- **Recorded data**
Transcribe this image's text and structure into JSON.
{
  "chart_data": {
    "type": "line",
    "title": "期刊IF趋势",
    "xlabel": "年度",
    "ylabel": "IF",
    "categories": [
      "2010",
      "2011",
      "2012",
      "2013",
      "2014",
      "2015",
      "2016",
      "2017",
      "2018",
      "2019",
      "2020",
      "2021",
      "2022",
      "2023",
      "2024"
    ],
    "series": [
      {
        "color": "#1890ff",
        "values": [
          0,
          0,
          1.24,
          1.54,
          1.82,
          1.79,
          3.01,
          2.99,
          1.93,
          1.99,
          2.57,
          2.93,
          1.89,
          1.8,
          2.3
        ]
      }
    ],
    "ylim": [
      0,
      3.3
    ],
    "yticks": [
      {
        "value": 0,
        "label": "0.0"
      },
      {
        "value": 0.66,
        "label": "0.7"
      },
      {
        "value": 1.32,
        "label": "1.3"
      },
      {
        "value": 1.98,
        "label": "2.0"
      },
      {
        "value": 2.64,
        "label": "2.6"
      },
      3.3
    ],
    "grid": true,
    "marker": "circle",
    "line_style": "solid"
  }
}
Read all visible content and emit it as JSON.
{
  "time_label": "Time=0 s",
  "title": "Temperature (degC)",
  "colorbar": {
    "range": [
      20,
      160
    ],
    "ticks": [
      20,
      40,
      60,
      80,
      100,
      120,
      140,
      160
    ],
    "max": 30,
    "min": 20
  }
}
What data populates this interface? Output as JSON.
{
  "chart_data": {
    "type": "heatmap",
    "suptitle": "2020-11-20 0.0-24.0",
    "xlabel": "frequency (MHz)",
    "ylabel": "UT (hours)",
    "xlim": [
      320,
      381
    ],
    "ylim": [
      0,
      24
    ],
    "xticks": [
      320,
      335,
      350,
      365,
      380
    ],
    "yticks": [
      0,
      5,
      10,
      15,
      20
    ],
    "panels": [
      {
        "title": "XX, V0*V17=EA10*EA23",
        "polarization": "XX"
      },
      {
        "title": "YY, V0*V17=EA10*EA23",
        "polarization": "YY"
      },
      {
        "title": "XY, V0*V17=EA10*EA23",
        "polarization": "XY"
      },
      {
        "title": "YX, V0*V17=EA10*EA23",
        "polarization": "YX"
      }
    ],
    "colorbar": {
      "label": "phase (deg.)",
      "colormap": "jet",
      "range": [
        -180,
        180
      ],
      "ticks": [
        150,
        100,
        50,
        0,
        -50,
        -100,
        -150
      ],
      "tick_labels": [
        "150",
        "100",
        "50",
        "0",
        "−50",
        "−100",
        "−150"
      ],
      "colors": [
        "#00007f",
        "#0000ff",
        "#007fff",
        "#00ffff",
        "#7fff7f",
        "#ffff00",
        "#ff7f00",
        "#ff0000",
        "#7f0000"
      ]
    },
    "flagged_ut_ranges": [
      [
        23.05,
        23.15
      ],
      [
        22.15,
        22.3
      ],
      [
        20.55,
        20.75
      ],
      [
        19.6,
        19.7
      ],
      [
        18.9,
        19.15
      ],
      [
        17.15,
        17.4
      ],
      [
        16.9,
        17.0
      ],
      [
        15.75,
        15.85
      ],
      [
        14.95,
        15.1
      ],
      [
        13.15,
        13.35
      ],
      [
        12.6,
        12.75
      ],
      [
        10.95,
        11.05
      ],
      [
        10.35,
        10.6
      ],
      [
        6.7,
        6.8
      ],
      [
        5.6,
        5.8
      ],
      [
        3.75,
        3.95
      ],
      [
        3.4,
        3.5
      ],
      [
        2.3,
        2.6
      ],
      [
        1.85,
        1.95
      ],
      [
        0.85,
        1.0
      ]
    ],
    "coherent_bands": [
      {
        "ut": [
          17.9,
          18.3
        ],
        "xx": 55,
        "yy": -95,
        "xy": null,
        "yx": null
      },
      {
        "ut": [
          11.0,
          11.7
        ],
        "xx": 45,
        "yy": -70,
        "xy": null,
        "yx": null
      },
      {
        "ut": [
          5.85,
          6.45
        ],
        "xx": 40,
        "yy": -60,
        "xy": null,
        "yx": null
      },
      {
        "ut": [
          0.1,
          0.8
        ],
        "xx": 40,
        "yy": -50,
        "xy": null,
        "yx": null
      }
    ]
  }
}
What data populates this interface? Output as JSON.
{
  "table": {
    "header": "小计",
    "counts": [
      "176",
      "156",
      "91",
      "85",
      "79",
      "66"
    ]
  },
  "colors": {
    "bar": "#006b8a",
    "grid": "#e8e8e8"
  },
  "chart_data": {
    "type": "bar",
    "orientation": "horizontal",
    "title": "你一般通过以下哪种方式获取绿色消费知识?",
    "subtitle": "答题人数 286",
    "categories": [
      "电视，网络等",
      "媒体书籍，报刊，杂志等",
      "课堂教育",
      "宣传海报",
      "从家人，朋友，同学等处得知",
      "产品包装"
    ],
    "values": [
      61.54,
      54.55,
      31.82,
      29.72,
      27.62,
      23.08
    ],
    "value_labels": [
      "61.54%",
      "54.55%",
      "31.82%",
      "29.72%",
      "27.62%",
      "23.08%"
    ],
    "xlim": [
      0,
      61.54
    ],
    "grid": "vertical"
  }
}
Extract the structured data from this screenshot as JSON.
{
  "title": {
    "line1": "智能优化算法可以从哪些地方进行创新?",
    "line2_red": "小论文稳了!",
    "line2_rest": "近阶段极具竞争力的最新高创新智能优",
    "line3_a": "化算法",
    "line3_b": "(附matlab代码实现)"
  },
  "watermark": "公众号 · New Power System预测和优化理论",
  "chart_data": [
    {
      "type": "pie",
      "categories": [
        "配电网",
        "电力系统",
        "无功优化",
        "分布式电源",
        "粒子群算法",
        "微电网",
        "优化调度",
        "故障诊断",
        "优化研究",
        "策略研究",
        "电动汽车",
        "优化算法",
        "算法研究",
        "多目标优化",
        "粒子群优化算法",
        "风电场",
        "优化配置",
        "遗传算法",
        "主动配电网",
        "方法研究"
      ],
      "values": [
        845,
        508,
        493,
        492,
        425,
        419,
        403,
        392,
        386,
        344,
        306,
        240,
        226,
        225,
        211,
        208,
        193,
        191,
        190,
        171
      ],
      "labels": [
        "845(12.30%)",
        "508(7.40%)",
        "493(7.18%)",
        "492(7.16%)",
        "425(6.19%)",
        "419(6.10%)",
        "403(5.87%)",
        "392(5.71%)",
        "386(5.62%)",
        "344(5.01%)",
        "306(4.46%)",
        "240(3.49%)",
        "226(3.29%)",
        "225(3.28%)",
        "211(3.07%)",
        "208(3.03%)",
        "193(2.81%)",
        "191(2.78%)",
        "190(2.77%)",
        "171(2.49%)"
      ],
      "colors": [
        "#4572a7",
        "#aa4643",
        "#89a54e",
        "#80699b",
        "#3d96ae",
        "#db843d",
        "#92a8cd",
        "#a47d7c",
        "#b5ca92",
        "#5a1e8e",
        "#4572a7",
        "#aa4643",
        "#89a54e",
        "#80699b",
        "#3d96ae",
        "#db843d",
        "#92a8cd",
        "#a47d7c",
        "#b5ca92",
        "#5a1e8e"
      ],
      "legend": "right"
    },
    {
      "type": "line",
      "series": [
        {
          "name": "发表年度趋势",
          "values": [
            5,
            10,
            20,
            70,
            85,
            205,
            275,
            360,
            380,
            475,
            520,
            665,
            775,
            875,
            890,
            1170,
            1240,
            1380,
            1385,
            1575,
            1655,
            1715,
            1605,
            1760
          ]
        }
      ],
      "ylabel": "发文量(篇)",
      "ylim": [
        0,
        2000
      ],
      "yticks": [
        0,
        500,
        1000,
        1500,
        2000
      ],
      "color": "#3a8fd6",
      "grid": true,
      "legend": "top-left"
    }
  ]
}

- **Set task**
Copy each line of the listing that holds the word "polarization".

- **Task answer**
        "polarization": "XX"
        "polarization": "YY"
        "polarization": "XY"
        "polarization": "YX"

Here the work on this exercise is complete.